__Requirement__: Check each line of the records for "this"; collect those that have it.

__Dataset records__:
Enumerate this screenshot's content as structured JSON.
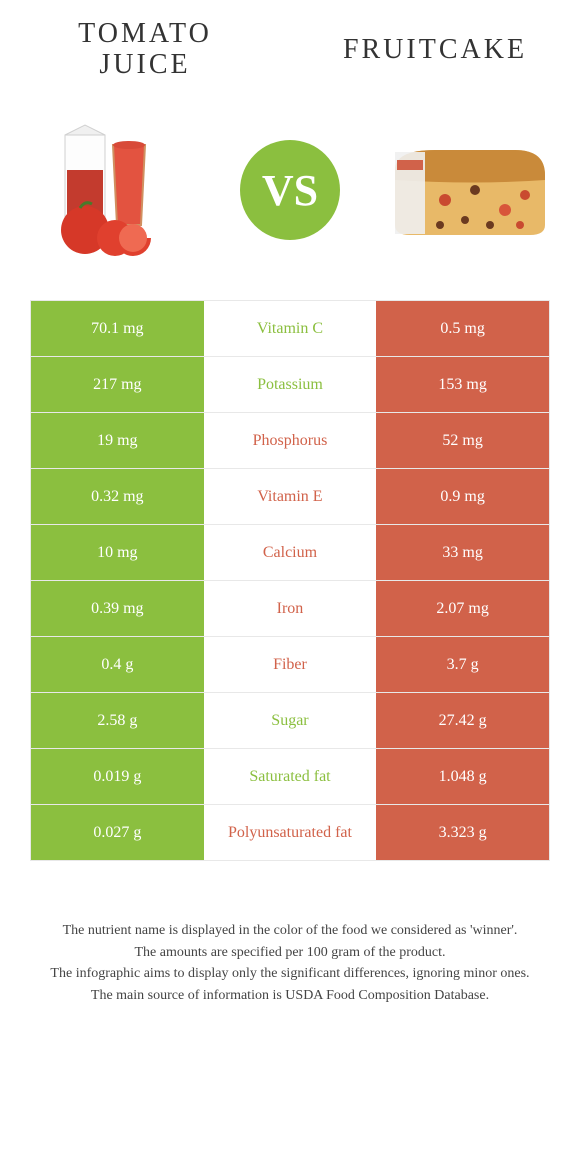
{
  "titles": {
    "left": "TOMATO JUICE",
    "right": "FRUITCAKE"
  },
  "vs": "VS",
  "colors": {
    "left_food": "#8bbf3f",
    "right_food": "#d1624a",
    "background": "#ffffff",
    "border": "#e8e8e8",
    "text": "#333333"
  },
  "rows": [
    {
      "nutrient": "Vitamin C",
      "left": "70.1 mg",
      "right": "0.5 mg",
      "left_bg": "#8bbf3f",
      "right_bg": "#d1624a",
      "nutrient_color": "#8bbf3f"
    },
    {
      "nutrient": "Potassium",
      "left": "217 mg",
      "right": "153 mg",
      "left_bg": "#8bbf3f",
      "right_bg": "#d1624a",
      "nutrient_color": "#8bbf3f"
    },
    {
      "nutrient": "Phosphorus",
      "left": "19 mg",
      "right": "52 mg",
      "left_bg": "#8bbf3f",
      "right_bg": "#d1624a",
      "nutrient_color": "#d1624a"
    },
    {
      "nutrient": "Vitamin E",
      "left": "0.32 mg",
      "right": "0.9 mg",
      "left_bg": "#8bbf3f",
      "right_bg": "#d1624a",
      "nutrient_color": "#d1624a"
    },
    {
      "nutrient": "Calcium",
      "left": "10 mg",
      "right": "33 mg",
      "left_bg": "#8bbf3f",
      "right_bg": "#d1624a",
      "nutrient_color": "#d1624a"
    },
    {
      "nutrient": "Iron",
      "left": "0.39 mg",
      "right": "2.07 mg",
      "left_bg": "#8bbf3f",
      "right_bg": "#d1624a",
      "nutrient_color": "#d1624a"
    },
    {
      "nutrient": "Fiber",
      "left": "0.4 g",
      "right": "3.7 g",
      "left_bg": "#8bbf3f",
      "right_bg": "#d1624a",
      "nutrient_color": "#d1624a"
    },
    {
      "nutrient": "Sugar",
      "left": "2.58 g",
      "right": "27.42 g",
      "left_bg": "#8bbf3f",
      "right_bg": "#d1624a",
      "nutrient_color": "#8bbf3f"
    },
    {
      "nutrient": "Saturated fat",
      "left": "0.019 g",
      "right": "1.048 g",
      "left_bg": "#8bbf3f",
      "right_bg": "#d1624a",
      "nutrient_color": "#8bbf3f"
    },
    {
      "nutrient": "Polyunsaturated fat",
      "left": "0.027 g",
      "right": "3.323 g",
      "left_bg": "#8bbf3f",
      "right_bg": "#d1624a",
      "nutrient_color": "#d1624a"
    }
  ],
  "footnotes": [
    "The nutrient name is displayed in the color of the food we considered as 'winner'.",
    "The amounts are specified per 100 gram of the product.",
    "The infographic aims to display only the significant differences, ignoring minor ones.",
    "The main source of information is USDA Food Composition Database."
  ]
}
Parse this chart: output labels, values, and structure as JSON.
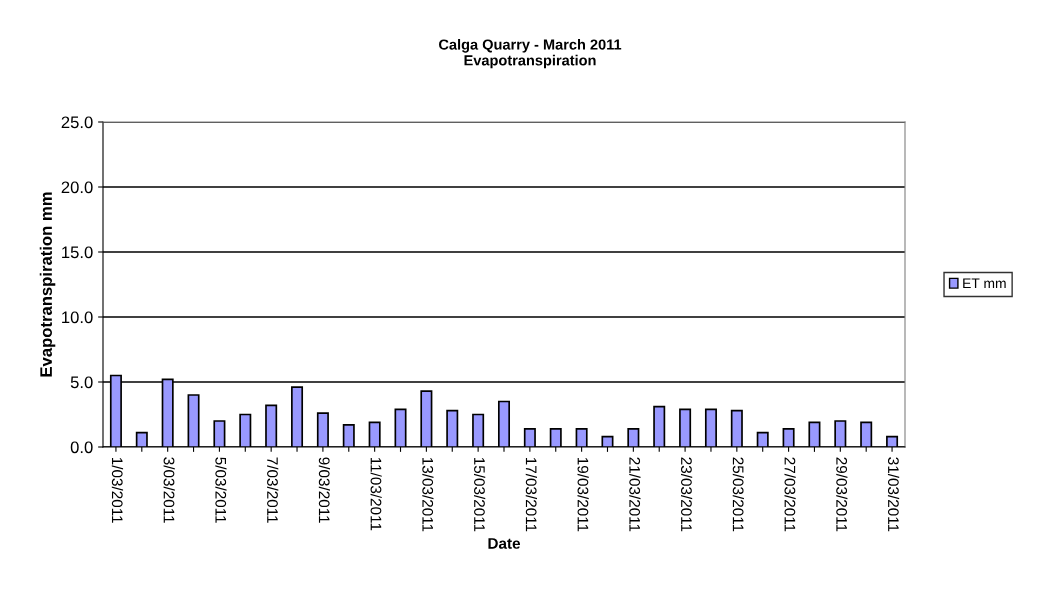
{
  "chart_data": {
    "type": "bar",
    "title": "Calga Quarry - March 2011\nEvapotranspiration",
    "xlabel": "Date",
    "ylabel": "Evapotranspiration mm",
    "categories": [
      "1/03/2011",
      null,
      "3/03/2011",
      null,
      "5/03/2011",
      null,
      "7/03/2011",
      null,
      "9/03/2011",
      null,
      "11/03/2011",
      null,
      "13/03/2011",
      null,
      "15/03/2011",
      null,
      "17/03/2011",
      null,
      "19/03/2011",
      null,
      "21/03/2011",
      null,
      "23/03/2011",
      null,
      "25/03/2011",
      null,
      "27/03/2011",
      null,
      "29/03/2011",
      null,
      "31/03/2011"
    ],
    "series": [
      {
        "name": "ET mm",
        "color": "#9999ff",
        "values": [
          5.5,
          1.1,
          5.2,
          4.0,
          2.0,
          2.5,
          3.2,
          4.6,
          2.6,
          1.7,
          1.9,
          2.9,
          4.3,
          2.8,
          2.5,
          3.5,
          1.4,
          1.4,
          1.4,
          0.8,
          1.4,
          3.1,
          2.9,
          2.9,
          2.8,
          1.1,
          1.4,
          1.9,
          2.0,
          1.9,
          0.8
        ]
      }
    ],
    "ylim": [
      0,
      25
    ],
    "yticks": [
      {
        "value": 0,
        "label": "0.0"
      },
      {
        "value": 5,
        "label": "5.0"
      },
      {
        "value": 10,
        "label": "10.0"
      },
      {
        "value": 15,
        "label": "15.0"
      },
      {
        "value": 20,
        "label": "20.0"
      },
      {
        "value": 25,
        "label": "25.0"
      }
    ],
    "grid": "y",
    "legend": "right"
  }
}
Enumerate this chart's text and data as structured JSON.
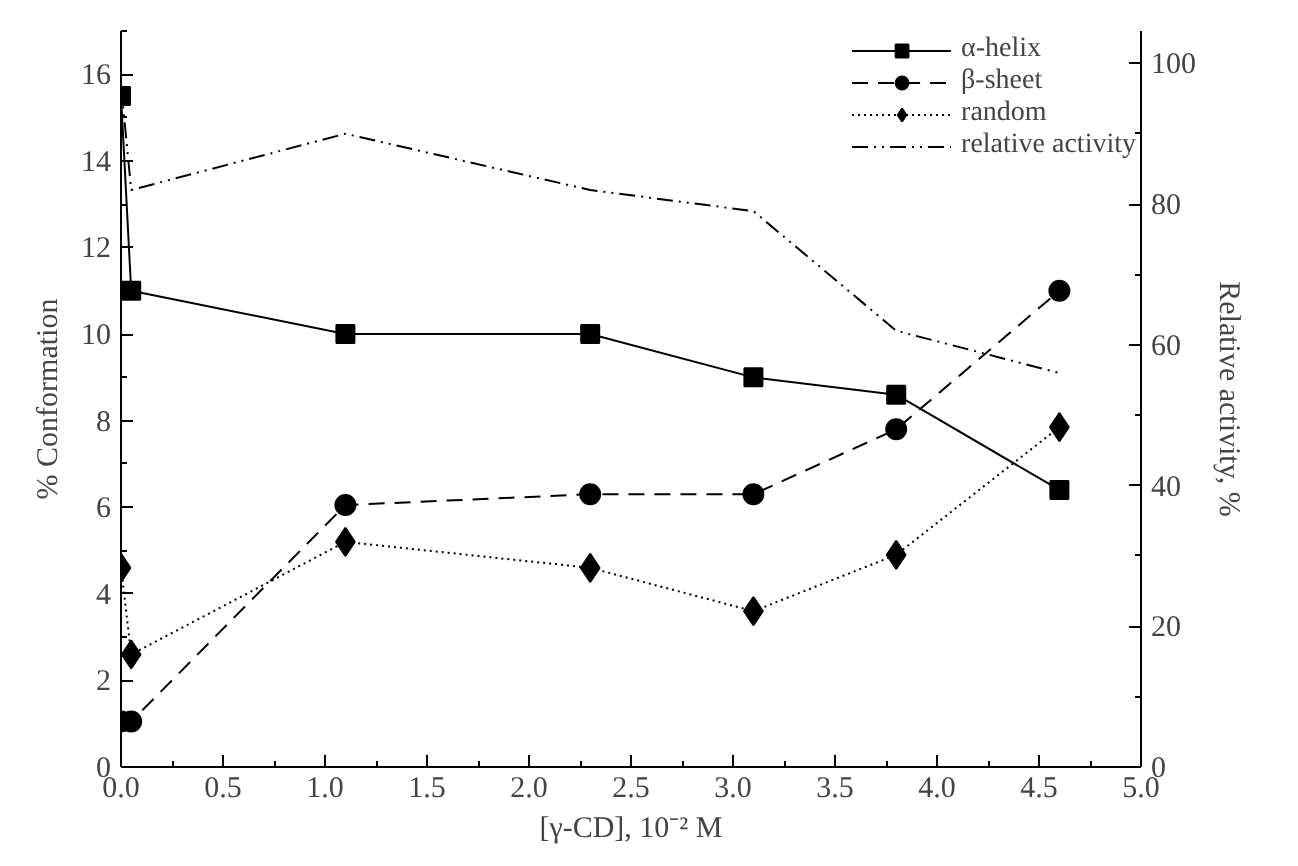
{
  "chart_data": {
    "type": "line",
    "xlabel": "[γ-CD], 10⁻² M",
    "ylabel": "% Conformation",
    "y2label": "Relative activity, %",
    "x": [
      0,
      0.05,
      1.1,
      2.3,
      3.1,
      3.8,
      4.6
    ],
    "xlim": [
      0,
      5
    ],
    "xticks": [
      {
        "value": 0,
        "label": "0.0"
      },
      0.5,
      {
        "value": 1,
        "label": "1.0"
      },
      1.5,
      {
        "value": 2,
        "label": "2.0"
      },
      2.5,
      {
        "value": 3,
        "label": "3.0"
      },
      3.5,
      {
        "value": 4,
        "label": "4.0"
      },
      4.5,
      {
        "value": 5,
        "label": "5.0"
      }
    ],
    "ylim": [
      0,
      17
    ],
    "yticks": [
      0,
      2,
      4,
      6,
      8,
      10,
      12,
      14,
      16
    ],
    "y2lim": [
      0,
      104.6
    ],
    "y2ticks": [
      0,
      20,
      40,
      60,
      80,
      100
    ],
    "grid": false,
    "legend": "top right",
    "series": [
      {
        "name": "α-helix",
        "color": "#000000",
        "marker": "square",
        "line_style": "solid",
        "values": [
          15.5,
          11,
          10,
          10,
          9,
          8.6,
          6.4
        ]
      },
      {
        "name": "β-sheet",
        "color": "#000000",
        "marker": "circle",
        "line_style": "dashed",
        "values": [
          1.05,
          1.05,
          6.05,
          6.3,
          6.3,
          7.8,
          11
        ]
      },
      {
        "name": "random",
        "color": "#000000",
        "marker": "diamond",
        "line_style": "dotted",
        "values": [
          4.6,
          2.6,
          5.2,
          4.6,
          3.6,
          4.9,
          7.85
        ]
      },
      {
        "name": "relative activity",
        "color": "#000000",
        "marker": "none",
        "line_style": "dashdotdot",
        "axis": "y2",
        "values": [
          97,
          82,
          90,
          82,
          79,
          62,
          56
        ]
      }
    ]
  }
}
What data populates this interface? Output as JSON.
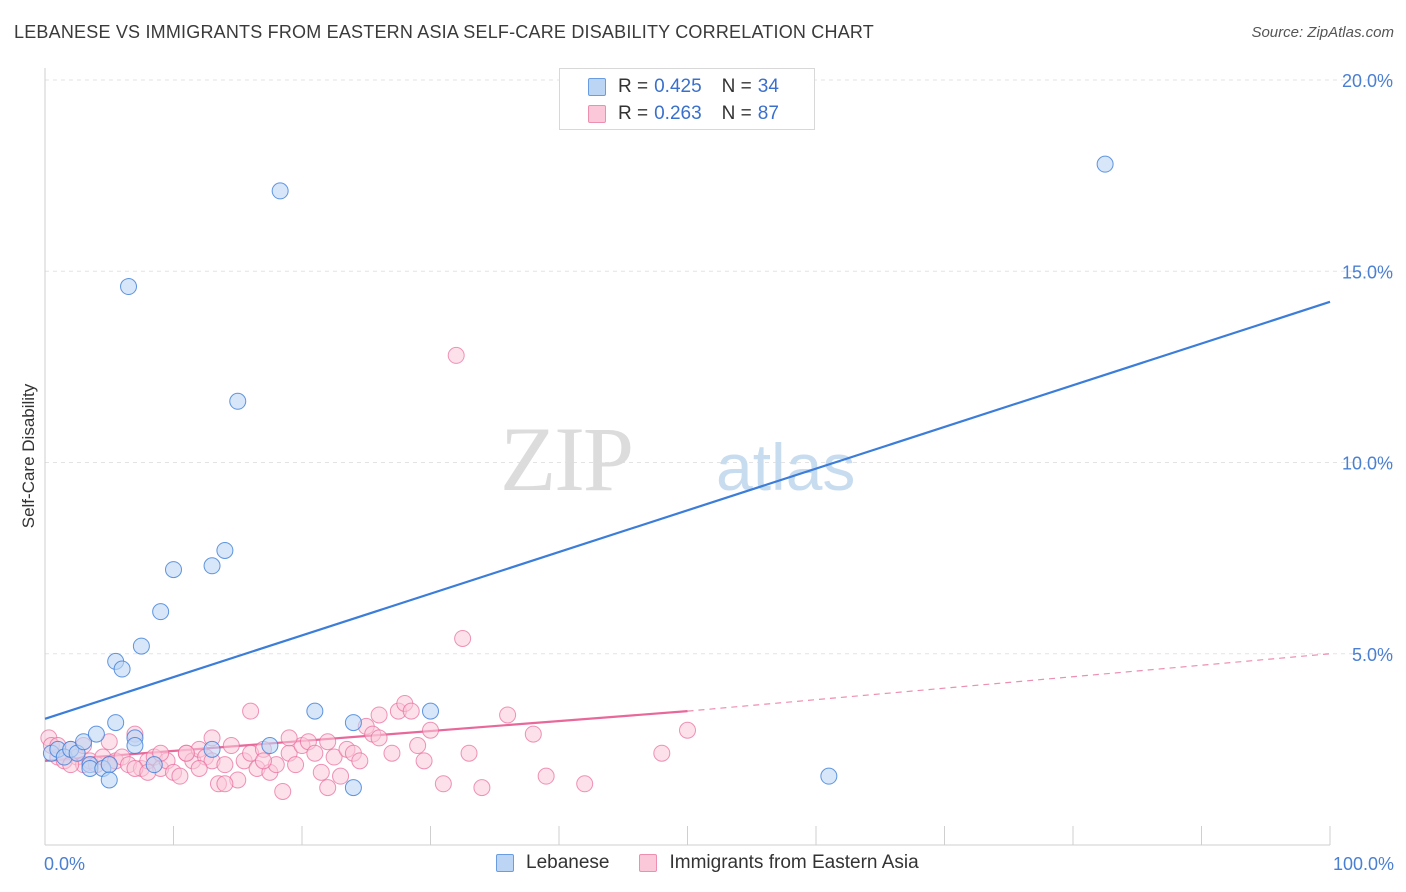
{
  "title": "LEBANESE VS IMMIGRANTS FROM EASTERN ASIA SELF-CARE DISABILITY CORRELATION CHART",
  "source": "Source: ZipAtlas.com",
  "watermark": {
    "bold": "ZIP",
    "light": "atlas"
  },
  "legend_top": [
    {
      "r_label": "R =",
      "r_value": "0.425",
      "n_label": "N =",
      "n_value": "34"
    },
    {
      "r_label": "R =",
      "r_value": "0.263",
      "n_label": "N =",
      "n_value": "87"
    }
  ],
  "legend_bottom": [
    "Lebanese",
    "Immigrants from Eastern Asia"
  ],
  "colors": {
    "blue": "#3b7dd8",
    "blue_fill": "#bcd5f5",
    "pink": "#e8689a",
    "pink_fill": "#fac8d8",
    "axis_text": "#4a7fd1"
  },
  "chart_data": {
    "type": "scatter",
    "title": "LEBANESE VS IMMIGRANTS FROM EASTERN ASIA SELF-CARE DISABILITY CORRELATION CHART",
    "xlabel": "",
    "ylabel": "Self-Care Disability",
    "xlim": [
      0,
      100
    ],
    "ylim": [
      0,
      20
    ],
    "x_ticks": [
      "0.0%",
      "100.0%"
    ],
    "y_ticks": [
      "5.0%",
      "10.0%",
      "15.0%",
      "20.0%"
    ],
    "y_tick_values": [
      5,
      10,
      15,
      20
    ],
    "series": [
      {
        "name": "Lebanese",
        "r": 0.425,
        "n": 34,
        "points": [
          [
            0.5,
            2.4
          ],
          [
            1,
            2.5
          ],
          [
            1.5,
            2.3
          ],
          [
            2,
            2.5
          ],
          [
            2.5,
            2.4
          ],
          [
            3,
            2.7
          ],
          [
            3.5,
            2.1
          ],
          [
            3.5,
            2.0
          ],
          [
            4,
            2.9
          ],
          [
            4.5,
            2.0
          ],
          [
            5,
            2.1
          ],
          [
            5,
            1.7
          ],
          [
            5.5,
            3.2
          ],
          [
            5.5,
            4.8
          ],
          [
            6,
            4.6
          ],
          [
            6.5,
            14.6
          ],
          [
            7,
            2.8
          ],
          [
            7,
            2.6
          ],
          [
            7.5,
            5.2
          ],
          [
            8.5,
            2.1
          ],
          [
            9,
            6.1
          ],
          [
            10,
            7.2
          ],
          [
            13,
            2.5
          ],
          [
            13,
            7.3
          ],
          [
            14,
            7.7
          ],
          [
            15,
            11.6
          ],
          [
            17.5,
            2.6
          ],
          [
            18.3,
            17.1
          ],
          [
            21,
            3.5
          ],
          [
            24,
            1.5
          ],
          [
            24,
            3.2
          ],
          [
            30,
            3.5
          ],
          [
            61,
            1.8
          ],
          [
            82.5,
            17.8
          ]
        ],
        "trend": {
          "x": [
            0,
            100
          ],
          "y": [
            3.3,
            14.2
          ]
        }
      },
      {
        "name": "Immigrants from Eastern Asia",
        "r": 0.263,
        "n": 87,
        "points": [
          [
            0.3,
            2.8
          ],
          [
            0.5,
            2.6
          ],
          [
            1,
            2.3
          ],
          [
            1.5,
            2.2
          ],
          [
            2,
            2.5
          ],
          [
            2.5,
            2.3
          ],
          [
            3,
            2.1
          ],
          [
            3.5,
            2.2
          ],
          [
            4,
            2.1
          ],
          [
            4.5,
            2.3
          ],
          [
            5,
            2.1
          ],
          [
            5.5,
            2.2
          ],
          [
            6,
            2.3
          ],
          [
            6.5,
            2.1
          ],
          [
            7,
            2.9
          ],
          [
            7.5,
            2.0
          ],
          [
            8,
            2.2
          ],
          [
            8.5,
            2.3
          ],
          [
            9,
            2.0
          ],
          [
            9.5,
            2.2
          ],
          [
            10,
            1.9
          ],
          [
            10.5,
            1.8
          ],
          [
            11,
            2.4
          ],
          [
            11.5,
            2.2
          ],
          [
            12,
            2.5
          ],
          [
            12.5,
            2.3
          ],
          [
            13,
            2.2
          ],
          [
            13.5,
            1.6
          ],
          [
            14,
            2.1
          ],
          [
            14.5,
            2.6
          ],
          [
            15,
            1.7
          ],
          [
            15.5,
            2.2
          ],
          [
            16,
            2.4
          ],
          [
            16.5,
            2.0
          ],
          [
            17,
            2.5
          ],
          [
            17.5,
            1.9
          ],
          [
            18,
            2.1
          ],
          [
            18.5,
            1.4
          ],
          [
            19,
            2.4
          ],
          [
            19.5,
            2.1
          ],
          [
            20,
            2.6
          ],
          [
            20.5,
            2.7
          ],
          [
            21,
            2.4
          ],
          [
            21.5,
            1.9
          ],
          [
            22,
            2.7
          ],
          [
            22.5,
            2.3
          ],
          [
            23,
            1.8
          ],
          [
            23.5,
            2.5
          ],
          [
            24,
            2.4
          ],
          [
            24.5,
            2.2
          ],
          [
            25,
            3.1
          ],
          [
            25.5,
            2.9
          ],
          [
            26,
            2.8
          ],
          [
            27,
            2.4
          ],
          [
            27.5,
            3.5
          ],
          [
            28,
            3.7
          ],
          [
            28.5,
            3.5
          ],
          [
            29,
            2.6
          ],
          [
            29.5,
            2.2
          ],
          [
            30,
            3.0
          ],
          [
            31,
            1.6
          ],
          [
            32,
            12.8
          ],
          [
            32.5,
            5.4
          ],
          [
            33,
            2.4
          ],
          [
            34,
            1.5
          ],
          [
            36,
            3.4
          ],
          [
            38,
            2.9
          ],
          [
            39,
            1.8
          ],
          [
            42,
            1.6
          ],
          [
            48,
            2.4
          ],
          [
            50,
            3.0
          ],
          [
            1,
            2.6
          ],
          [
            2,
            2.1
          ],
          [
            3,
            2.6
          ],
          [
            5,
            2.7
          ],
          [
            7,
            2.0
          ],
          [
            8,
            1.9
          ],
          [
            9,
            2.4
          ],
          [
            11,
            2.4
          ],
          [
            12,
            2.0
          ],
          [
            13,
            2.8
          ],
          [
            14,
            1.6
          ],
          [
            16,
            3.5
          ],
          [
            17,
            2.2
          ],
          [
            19,
            2.8
          ],
          [
            22,
            1.5
          ],
          [
            26,
            3.4
          ]
        ],
        "trend_solid": {
          "x": [
            0,
            50
          ],
          "y": [
            2.2,
            3.5
          ]
        },
        "trend_dashed": {
          "x": [
            50,
            100
          ],
          "y": [
            3.5,
            5.0
          ]
        }
      }
    ]
  }
}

__Full answer__:
Enumerate this screenshot's content as structured JSON.
Parse this chart: output labels, values, and structure as JSON.
Enumerate this chart's text and data as structured JSON.
What data populates this interface? Output as JSON.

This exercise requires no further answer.